*Exercise description*.
Every record here needs to be written out again exactly.

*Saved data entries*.
* * *
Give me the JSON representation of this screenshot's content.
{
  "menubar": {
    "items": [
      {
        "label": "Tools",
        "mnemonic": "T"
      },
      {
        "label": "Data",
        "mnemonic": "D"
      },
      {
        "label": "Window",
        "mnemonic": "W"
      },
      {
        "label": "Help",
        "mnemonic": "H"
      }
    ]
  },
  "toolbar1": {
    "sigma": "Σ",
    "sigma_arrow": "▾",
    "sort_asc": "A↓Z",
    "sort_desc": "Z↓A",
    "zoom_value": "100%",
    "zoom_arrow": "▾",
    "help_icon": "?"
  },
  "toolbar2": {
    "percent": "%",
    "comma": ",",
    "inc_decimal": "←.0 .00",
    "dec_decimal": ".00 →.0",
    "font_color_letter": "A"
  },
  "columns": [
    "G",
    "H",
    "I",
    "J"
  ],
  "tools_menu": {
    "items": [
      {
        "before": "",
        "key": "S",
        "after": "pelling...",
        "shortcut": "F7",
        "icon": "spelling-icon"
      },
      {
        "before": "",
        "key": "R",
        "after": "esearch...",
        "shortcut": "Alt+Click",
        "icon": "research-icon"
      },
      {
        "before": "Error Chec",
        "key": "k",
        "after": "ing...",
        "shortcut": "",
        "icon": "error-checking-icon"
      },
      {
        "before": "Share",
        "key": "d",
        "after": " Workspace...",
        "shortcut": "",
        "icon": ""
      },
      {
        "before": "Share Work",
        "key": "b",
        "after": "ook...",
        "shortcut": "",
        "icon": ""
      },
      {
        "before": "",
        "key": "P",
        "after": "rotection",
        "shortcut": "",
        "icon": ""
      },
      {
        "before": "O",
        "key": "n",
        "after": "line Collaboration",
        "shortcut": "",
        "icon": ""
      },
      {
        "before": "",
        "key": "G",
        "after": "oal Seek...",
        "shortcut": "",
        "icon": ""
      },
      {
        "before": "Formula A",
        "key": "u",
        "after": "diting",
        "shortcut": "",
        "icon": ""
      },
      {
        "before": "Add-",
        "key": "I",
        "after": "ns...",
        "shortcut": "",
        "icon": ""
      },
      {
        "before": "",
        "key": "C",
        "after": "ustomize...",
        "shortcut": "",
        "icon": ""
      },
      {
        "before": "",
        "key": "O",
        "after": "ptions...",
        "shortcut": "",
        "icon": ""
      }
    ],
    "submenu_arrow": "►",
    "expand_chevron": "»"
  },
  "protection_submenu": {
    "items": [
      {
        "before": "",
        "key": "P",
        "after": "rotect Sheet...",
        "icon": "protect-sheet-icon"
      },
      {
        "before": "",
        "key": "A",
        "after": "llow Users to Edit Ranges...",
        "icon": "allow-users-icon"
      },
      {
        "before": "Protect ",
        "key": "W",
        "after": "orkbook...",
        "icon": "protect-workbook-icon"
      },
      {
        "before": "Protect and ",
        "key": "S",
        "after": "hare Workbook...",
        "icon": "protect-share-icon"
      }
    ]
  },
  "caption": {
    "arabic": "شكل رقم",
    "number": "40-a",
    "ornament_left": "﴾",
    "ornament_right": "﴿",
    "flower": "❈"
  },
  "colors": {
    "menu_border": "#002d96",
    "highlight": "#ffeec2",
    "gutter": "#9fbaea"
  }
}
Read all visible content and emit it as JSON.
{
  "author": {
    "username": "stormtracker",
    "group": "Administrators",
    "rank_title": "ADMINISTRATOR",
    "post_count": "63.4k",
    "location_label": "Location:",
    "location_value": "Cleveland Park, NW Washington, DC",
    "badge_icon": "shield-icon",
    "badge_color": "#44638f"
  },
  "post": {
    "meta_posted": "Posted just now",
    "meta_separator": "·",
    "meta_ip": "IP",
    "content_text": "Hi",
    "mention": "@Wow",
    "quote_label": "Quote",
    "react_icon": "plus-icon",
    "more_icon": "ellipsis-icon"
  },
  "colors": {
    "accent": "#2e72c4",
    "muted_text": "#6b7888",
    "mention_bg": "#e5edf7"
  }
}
* * *
*Correct response*.
Give me the JSON representation of this screenshot's content.
{
  "menubar": {
    "items": [
      {
        "label": "Tools",
        "mnemonic": "T"
      },
      {
        "label": "Data",
        "mnemonic": "D"
      },
      {
        "label": "Window",
        "mnemonic": "W"
      },
      {
        "label": "Help",
        "mnemonic": "H"
      }
    ]
  },
  "toolbar1": {
    "sigma": "Σ",
    "sigma_arrow": "▾",
    "sort_asc": "A↓Z",
    "sort_desc": "Z↓A",
    "zoom_value": "100%",
    "zoom_arrow": "▾",
    "help_icon": "?"
  },
  "toolbar2": {
    "percent": "%",
    "comma": ",",
    "inc_decimal": "←.0 .00",
    "dec_decimal": ".00 →.0",
    "font_color_letter": "A"
  },
  "columns": [
    "G",
    "H",
    "I",
    "J"
  ],
  "tools_menu": {
    "items": [
      {
        "before": "",
        "key": "S",
        "after": "pelling...",
        "shortcut": "F7",
        "icon": "spelling-icon"
      },
      {
        "before": "",
        "key": "R",
        "after": "esearch...",
        "shortcut": "Alt+Click",
        "icon": "research-icon"
      },
      {
        "before": "Error Chec",
        "key": "k",
        "after": "ing...",
        "shortcut": "",
        "icon": "error-checking-icon"
      },
      {
        "before": "Share",
        "key": "d",
        "after": " Workspace...",
        "shortcut": "",
        "icon": ""
      },
      {
        "before": "Share Work",
        "key": "b",
        "after": "ook...",
        "shortcut": "",
        "icon": ""
      },
      {
        "before": "",
        "key": "P",
        "after": "rotection",
        "shortcut": "",
        "icon": ""
      },
      {
        "before": "O",
        "key": "n",
        "after": "line Collaboration",
        "shortcut": "",
        "icon": ""
      },
      {
        "before": "",
        "key": "G",
        "after": "oal Seek...",
        "shortcut": "",
        "icon": ""
      },
      {
        "before": "Formula A",
        "key": "u",
        "after": "diting",
        "shortcut": "",
        "icon": ""
      },
      {
        "before": "Add-",
        "key": "I",
        "after": "ns...",
        "shortcut": "",
        "icon": ""
      },
      {
        "before": "",
        "key": "C",
        "after": "ustomize...",
        "shortcut": "",
        "icon": ""
      },
      {
        "before": "",
        "key": "O",
        "after": "ptions...",
        "shortcut": "",
        "icon": ""
      }
    ],
    "submenu_arrow": "►",
    "expand_chevron": "»"
  },
  "protection_submenu": {
    "items": [
      {
        "before": "",
        "key": "P",
        "after": "rotect Sheet...",
        "icon": "protect-sheet-icon"
      },
      {
        "before": "",
        "key": "A",
        "after": "llow Users to Edit Ranges...",
        "icon": "allow-users-icon"
      },
      {
        "before": "Protect ",
        "key": "W",
        "after": "orkbook...",
        "icon": "protect-workbook-icon"
      },
      {
        "before": "Protect and ",
        "key": "S",
        "after": "hare Workbook...",
        "icon": "protect-share-icon"
      }
    ]
  },
  "caption": {
    "arabic": "شكل رقم",
    "number": "40-a",
    "ornament_left": "﴾",
    "ornament_right": "﴿",
    "flower": "❈"
  },
  "colors": {
    "menu_border": "#002d96",
    "highlight": "#ffeec2",
    "gutter": "#9fbaea"
  }
}
Read all visible content and emit it as JSON.
{
  "author": {
    "username": "stormtracker",
    "group": "Administrators",
    "rank_title": "ADMINISTRATOR",
    "post_count": "63.4k",
    "location_label": "Location:",
    "location_value": "Cleveland Park, NW Washington, DC",
    "badge_icon": "shield-icon",
    "badge_color": "#44638f"
  },
  "post": {
    "meta_posted": "Posted just now",
    "meta_separator": "·",
    "meta_ip": "IP",
    "content_text": "Hi",
    "mention": "@Wow",
    "quote_label": "Quote",
    "react_icon": "plus-icon",
    "more_icon": "ellipsis-icon"
  },
  "colors": {
    "accent": "#2e72c4",
    "muted_text": "#6b7888",
    "mention_bg": "#e5edf7"
  }
}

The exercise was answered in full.